Instructions for the task: Each line containing the word "способы" must be collected.
** START Available data **
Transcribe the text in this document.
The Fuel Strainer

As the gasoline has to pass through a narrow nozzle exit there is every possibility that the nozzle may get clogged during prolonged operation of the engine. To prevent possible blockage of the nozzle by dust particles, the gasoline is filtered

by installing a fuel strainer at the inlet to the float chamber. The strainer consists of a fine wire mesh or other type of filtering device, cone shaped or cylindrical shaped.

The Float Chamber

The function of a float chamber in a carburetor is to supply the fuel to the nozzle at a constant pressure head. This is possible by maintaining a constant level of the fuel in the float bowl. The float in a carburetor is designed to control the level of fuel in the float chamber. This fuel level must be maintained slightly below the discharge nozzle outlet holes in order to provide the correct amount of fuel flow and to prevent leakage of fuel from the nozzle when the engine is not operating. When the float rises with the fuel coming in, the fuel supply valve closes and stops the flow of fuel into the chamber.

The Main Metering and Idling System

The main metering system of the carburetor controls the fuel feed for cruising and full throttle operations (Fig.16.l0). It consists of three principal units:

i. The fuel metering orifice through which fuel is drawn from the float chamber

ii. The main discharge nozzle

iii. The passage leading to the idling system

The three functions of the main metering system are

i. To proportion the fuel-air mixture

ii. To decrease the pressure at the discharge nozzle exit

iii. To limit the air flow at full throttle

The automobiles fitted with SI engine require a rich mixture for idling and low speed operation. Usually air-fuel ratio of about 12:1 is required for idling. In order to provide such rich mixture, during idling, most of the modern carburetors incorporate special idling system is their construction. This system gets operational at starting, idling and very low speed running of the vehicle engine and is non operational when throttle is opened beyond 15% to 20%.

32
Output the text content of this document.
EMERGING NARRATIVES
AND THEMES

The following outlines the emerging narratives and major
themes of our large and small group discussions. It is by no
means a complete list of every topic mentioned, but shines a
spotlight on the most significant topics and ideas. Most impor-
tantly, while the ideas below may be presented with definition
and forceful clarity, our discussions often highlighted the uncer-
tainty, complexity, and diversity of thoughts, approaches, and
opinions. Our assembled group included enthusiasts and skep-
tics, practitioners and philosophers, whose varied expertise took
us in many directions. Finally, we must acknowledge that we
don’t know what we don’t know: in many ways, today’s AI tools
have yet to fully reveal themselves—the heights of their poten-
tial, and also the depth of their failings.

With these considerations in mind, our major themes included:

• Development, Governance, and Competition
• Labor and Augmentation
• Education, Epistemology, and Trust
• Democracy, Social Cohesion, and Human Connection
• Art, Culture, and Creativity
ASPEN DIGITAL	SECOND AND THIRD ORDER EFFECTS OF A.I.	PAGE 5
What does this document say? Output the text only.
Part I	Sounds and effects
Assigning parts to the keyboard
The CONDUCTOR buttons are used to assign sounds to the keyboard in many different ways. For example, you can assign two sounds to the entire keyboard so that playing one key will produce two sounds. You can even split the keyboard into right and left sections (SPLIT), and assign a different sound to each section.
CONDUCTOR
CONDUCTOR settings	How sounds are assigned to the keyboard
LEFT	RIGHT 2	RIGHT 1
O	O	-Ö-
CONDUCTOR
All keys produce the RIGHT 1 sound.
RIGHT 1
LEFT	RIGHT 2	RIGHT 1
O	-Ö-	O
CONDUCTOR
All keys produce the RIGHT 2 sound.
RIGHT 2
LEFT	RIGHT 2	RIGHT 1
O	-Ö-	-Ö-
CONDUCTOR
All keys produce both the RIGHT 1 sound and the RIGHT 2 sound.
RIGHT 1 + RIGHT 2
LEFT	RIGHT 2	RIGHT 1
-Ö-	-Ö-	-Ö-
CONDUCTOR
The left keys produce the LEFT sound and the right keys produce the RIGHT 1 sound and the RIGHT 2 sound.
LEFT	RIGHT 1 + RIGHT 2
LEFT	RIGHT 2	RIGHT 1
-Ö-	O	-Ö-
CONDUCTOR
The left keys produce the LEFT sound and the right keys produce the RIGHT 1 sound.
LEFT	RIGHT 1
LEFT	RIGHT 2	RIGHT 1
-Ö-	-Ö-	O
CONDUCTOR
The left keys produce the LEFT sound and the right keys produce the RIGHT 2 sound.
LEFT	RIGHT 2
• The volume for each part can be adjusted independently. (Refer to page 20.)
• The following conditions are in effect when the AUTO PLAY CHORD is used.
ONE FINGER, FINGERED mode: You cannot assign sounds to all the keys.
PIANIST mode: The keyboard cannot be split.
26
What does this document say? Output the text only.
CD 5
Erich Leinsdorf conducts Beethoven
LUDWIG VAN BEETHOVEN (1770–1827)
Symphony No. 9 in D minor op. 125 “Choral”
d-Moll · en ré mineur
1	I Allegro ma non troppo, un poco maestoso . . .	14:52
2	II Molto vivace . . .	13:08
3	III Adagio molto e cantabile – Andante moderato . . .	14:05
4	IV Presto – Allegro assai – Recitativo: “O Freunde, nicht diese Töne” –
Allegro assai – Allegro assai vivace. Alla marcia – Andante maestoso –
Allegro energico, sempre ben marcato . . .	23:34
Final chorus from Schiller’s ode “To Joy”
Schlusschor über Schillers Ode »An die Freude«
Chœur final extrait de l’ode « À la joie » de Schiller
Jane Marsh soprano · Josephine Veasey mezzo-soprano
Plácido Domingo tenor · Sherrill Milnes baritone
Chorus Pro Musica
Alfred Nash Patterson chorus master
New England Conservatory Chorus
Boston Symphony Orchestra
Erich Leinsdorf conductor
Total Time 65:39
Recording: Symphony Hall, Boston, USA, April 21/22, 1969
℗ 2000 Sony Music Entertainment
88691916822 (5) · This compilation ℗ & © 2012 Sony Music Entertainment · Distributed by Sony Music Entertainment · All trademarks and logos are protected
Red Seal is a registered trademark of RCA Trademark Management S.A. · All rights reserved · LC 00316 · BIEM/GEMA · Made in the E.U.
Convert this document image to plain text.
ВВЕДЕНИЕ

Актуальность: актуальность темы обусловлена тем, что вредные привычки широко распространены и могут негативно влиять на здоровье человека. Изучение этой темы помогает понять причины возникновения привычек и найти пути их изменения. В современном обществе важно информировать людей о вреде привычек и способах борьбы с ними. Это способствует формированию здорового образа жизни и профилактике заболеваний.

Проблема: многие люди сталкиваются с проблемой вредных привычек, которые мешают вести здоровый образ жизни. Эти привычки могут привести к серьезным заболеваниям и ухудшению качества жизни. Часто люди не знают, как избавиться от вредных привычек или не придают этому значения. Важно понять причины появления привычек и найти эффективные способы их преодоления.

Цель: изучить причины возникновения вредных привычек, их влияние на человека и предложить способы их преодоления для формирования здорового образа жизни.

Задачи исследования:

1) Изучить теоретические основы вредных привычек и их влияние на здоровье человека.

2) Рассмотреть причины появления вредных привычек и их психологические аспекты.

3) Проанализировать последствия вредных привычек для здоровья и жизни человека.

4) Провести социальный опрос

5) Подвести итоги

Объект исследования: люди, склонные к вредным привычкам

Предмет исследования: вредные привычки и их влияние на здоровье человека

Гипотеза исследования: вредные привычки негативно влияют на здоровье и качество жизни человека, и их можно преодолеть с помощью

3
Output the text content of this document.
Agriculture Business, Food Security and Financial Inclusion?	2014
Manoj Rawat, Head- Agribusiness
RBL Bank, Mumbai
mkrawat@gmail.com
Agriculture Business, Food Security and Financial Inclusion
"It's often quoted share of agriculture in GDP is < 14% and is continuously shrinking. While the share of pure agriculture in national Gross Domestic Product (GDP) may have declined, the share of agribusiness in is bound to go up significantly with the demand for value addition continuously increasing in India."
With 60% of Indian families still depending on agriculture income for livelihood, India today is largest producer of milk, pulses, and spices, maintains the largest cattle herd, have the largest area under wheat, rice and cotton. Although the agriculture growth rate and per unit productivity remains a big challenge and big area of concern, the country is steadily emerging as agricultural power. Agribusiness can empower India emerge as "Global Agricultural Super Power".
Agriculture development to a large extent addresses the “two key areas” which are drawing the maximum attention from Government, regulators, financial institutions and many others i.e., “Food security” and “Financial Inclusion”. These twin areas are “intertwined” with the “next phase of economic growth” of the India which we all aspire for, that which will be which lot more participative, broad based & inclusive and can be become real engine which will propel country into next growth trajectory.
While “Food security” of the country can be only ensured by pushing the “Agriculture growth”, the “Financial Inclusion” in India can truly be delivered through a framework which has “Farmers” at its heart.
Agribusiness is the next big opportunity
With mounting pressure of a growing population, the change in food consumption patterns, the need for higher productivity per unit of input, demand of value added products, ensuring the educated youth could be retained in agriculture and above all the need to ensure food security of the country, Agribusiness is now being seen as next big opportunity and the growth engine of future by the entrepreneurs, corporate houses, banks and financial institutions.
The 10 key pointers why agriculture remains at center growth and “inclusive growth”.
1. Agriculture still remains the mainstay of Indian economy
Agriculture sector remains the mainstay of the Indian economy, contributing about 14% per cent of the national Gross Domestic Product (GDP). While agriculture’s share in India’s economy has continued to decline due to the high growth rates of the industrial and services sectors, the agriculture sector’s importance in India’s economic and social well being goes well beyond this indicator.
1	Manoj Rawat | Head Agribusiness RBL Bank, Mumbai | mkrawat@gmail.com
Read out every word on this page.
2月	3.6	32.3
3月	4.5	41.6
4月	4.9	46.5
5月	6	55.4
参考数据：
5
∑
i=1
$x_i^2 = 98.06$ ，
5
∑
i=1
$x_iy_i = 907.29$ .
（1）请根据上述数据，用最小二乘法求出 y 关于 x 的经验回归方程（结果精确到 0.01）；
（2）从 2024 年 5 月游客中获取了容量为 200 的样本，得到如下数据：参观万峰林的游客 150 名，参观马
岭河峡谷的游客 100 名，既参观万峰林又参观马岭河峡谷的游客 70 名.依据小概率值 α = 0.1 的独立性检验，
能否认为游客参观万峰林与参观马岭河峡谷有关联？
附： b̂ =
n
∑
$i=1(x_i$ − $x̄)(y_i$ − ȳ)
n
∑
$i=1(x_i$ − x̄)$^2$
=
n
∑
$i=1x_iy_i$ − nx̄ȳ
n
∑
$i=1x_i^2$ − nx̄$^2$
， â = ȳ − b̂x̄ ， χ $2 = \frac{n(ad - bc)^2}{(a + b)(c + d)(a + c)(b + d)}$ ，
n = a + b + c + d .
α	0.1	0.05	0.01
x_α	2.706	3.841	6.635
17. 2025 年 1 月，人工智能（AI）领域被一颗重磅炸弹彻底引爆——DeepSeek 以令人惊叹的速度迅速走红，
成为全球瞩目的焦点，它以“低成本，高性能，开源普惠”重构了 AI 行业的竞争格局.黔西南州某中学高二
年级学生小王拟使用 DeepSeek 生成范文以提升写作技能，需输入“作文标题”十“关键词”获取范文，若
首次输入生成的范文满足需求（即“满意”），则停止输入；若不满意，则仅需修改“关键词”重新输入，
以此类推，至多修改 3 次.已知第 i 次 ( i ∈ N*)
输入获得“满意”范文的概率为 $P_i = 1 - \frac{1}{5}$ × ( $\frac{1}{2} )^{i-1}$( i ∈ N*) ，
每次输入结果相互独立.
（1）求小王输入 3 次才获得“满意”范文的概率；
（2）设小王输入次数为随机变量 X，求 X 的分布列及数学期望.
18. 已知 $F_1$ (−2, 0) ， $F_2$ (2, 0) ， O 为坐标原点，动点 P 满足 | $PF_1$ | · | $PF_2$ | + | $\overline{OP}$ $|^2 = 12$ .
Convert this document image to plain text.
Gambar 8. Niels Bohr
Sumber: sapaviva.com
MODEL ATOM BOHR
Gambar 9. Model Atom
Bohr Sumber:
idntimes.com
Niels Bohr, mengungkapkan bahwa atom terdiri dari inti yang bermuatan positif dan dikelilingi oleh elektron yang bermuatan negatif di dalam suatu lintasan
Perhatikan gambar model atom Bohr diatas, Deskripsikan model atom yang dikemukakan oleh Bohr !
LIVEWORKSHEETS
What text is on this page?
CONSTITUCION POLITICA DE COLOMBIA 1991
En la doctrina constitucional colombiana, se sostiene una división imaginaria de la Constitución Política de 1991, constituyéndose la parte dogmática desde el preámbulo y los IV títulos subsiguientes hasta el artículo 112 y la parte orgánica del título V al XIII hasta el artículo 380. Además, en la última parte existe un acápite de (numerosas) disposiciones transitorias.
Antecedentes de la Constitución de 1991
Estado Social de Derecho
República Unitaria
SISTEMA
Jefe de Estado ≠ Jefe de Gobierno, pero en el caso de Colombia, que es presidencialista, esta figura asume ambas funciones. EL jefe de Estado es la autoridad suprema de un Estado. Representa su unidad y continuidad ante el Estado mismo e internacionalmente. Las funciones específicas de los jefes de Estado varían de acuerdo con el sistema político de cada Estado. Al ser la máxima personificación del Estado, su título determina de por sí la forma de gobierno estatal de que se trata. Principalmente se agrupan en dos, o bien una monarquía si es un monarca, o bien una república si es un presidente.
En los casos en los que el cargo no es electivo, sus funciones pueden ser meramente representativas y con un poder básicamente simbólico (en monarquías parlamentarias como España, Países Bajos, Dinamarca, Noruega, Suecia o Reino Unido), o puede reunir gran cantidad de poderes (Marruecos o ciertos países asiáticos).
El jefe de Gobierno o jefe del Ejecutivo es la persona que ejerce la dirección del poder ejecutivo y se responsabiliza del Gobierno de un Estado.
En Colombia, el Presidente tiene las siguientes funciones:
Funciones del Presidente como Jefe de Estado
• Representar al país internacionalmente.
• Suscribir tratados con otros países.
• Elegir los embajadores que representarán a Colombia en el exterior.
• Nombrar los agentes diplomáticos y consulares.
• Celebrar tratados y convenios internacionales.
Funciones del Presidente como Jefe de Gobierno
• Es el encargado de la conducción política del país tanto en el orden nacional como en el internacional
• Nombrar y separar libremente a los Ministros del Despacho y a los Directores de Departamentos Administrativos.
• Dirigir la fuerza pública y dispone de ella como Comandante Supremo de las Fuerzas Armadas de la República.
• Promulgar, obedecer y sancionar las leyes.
** END Available data **
Exercise solution:
Проблема: многие люди сталкиваются с проблемой вредных привычек, которые мешают вести здоровый образ жизни. Эти привычки могут привести к серьезным заболеваниям и ухудшению качества жизни. Часто люди не знают, как избавиться от вредных привычек или не придают этому значения. Важно понять причины появления привычек и найти эффективные способы их преодоления.
Цель: изучить причины возникновения вредных привычек, их влияние на человека и предложить способы их преодоления для формирования здорового образа жизни.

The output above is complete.